■ **EXERCISE GOAL**: Omit all pictures, then retype the data exactly as given.

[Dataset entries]

● ● ● ● ●

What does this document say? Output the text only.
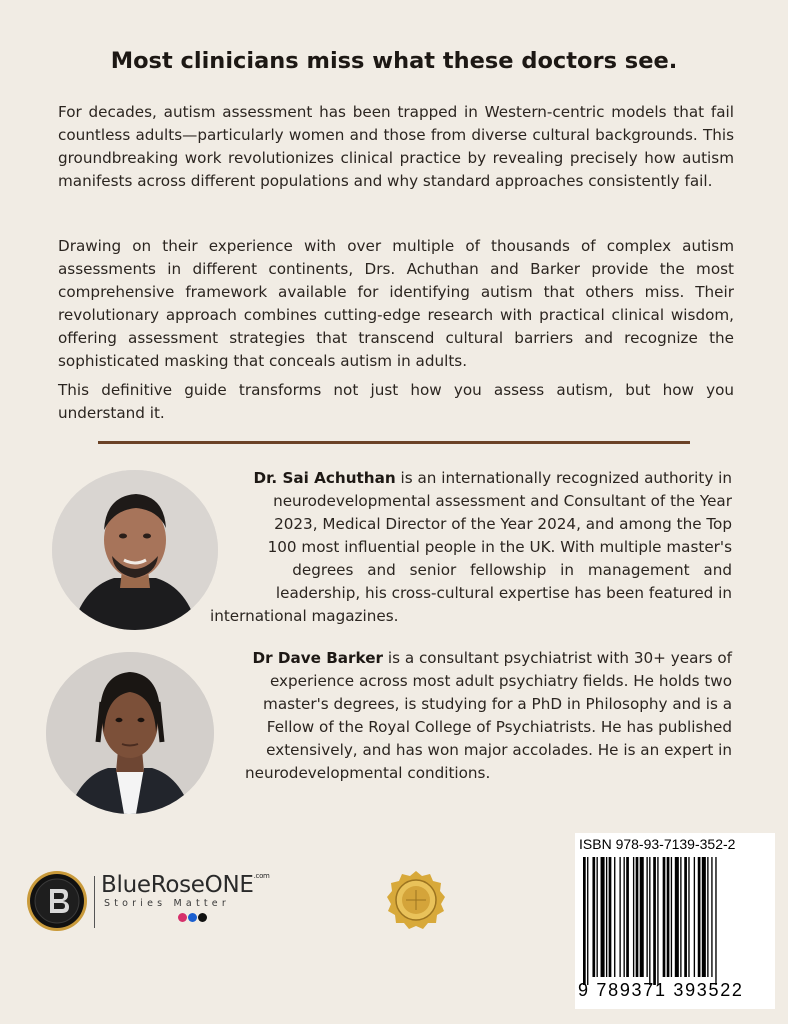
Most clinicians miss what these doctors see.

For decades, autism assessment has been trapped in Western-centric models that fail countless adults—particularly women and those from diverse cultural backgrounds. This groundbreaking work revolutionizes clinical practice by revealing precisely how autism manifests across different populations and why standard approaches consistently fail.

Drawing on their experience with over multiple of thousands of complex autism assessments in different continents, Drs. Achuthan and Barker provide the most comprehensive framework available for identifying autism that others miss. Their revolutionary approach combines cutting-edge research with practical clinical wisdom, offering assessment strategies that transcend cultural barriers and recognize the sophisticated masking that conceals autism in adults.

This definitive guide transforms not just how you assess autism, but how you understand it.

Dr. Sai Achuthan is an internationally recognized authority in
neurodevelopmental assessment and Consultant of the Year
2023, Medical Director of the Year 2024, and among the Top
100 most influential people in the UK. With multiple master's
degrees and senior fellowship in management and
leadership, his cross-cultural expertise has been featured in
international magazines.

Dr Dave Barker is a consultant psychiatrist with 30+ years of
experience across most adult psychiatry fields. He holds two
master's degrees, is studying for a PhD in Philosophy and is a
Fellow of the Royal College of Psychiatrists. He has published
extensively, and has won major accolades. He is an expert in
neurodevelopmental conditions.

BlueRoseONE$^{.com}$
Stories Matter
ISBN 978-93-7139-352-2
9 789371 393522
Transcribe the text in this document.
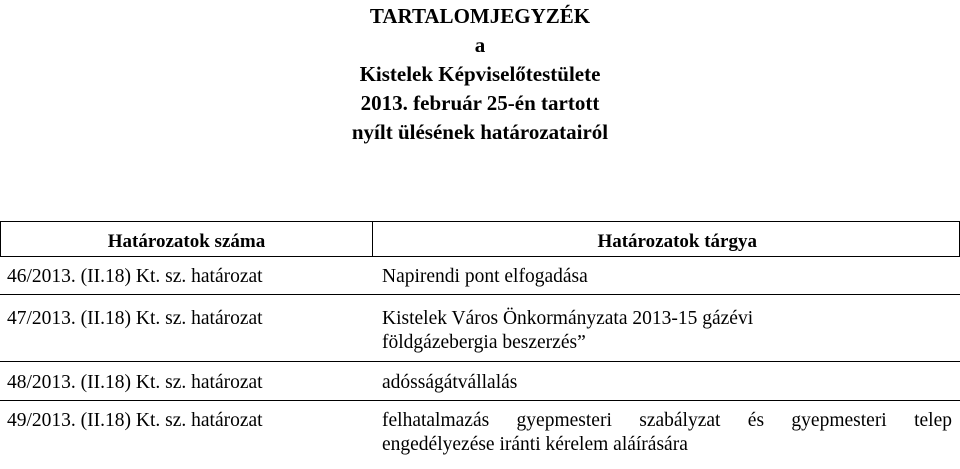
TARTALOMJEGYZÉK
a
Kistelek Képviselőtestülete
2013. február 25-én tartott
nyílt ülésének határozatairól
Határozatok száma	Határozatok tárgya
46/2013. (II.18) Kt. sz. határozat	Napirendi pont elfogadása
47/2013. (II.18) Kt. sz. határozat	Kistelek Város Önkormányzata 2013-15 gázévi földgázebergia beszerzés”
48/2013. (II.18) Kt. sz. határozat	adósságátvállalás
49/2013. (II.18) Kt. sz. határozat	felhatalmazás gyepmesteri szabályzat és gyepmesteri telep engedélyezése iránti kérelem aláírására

● ● ● ● ●

■ **FINAL ANSWER**:
What does this document say? Output the text only.
Most clinicians miss what these doctors see.

For decades, autism assessment has been trapped in Western-centric models that fail countless adults—particularly women and those from diverse cultural backgrounds. This groundbreaking work revolutionizes clinical practice by revealing precisely how autism manifests across different populations and why standard approaches consistently fail.

Drawing on their experience with over multiple of thousands of complex autism assessments in different continents, Drs. Achuthan and Barker provide the most comprehensive framework available for identifying autism that others miss. Their revolutionary approach combines cutting-edge research with practical clinical wisdom, offering assessment strategies that transcend cultural barriers and recognize the sophisticated masking that conceals autism in adults.

This definitive guide transforms not just how you assess autism, but how you understand it.

Dr. Sai Achuthan is an internationally recognized authority in
neurodevelopmental assessment and Consultant of the Year
2023, Medical Director of the Year 2024, and among the Top
100 most influential people in the UK. With multiple master's
degrees and senior fellowship in management and
leadership, his cross-cultural expertise has been featured in
international magazines.

Dr Dave Barker is a consultant psychiatrist with 30+ years of
experience across most adult psychiatry fields. He holds two
master's degrees, is studying for a PhD in Philosophy and is a
Fellow of the Royal College of Psychiatrists. He has published
extensively, and has won major accolades. He is an expert in
neurodevelopmental conditions.

BlueRoseONE$^{.com}$
Stories Matter
ISBN 978-93-7139-352-2
9 789371 393522
Transcribe the text in this document.
TARTALOMJEGYZÉK
a
Kistelek Képviselőtestülete
2013. február 25-én tartott
nyílt ülésének határozatairól
Határozatok száma	Határozatok tárgya
46/2013. (II.18) Kt. sz. határozat	Napirendi pont elfogadása
47/2013. (II.18) Kt. sz. határozat	Kistelek Város Önkormányzata 2013-15 gázévi földgázebergia beszerzés”
48/2013. (II.18) Kt. sz. határozat	adósságátvállalás
49/2013. (II.18) Kt. sz. határozat	felhatalmazás gyepmesteri szabályzat és gyepmesteri telep engedélyezése iránti kérelem aláírására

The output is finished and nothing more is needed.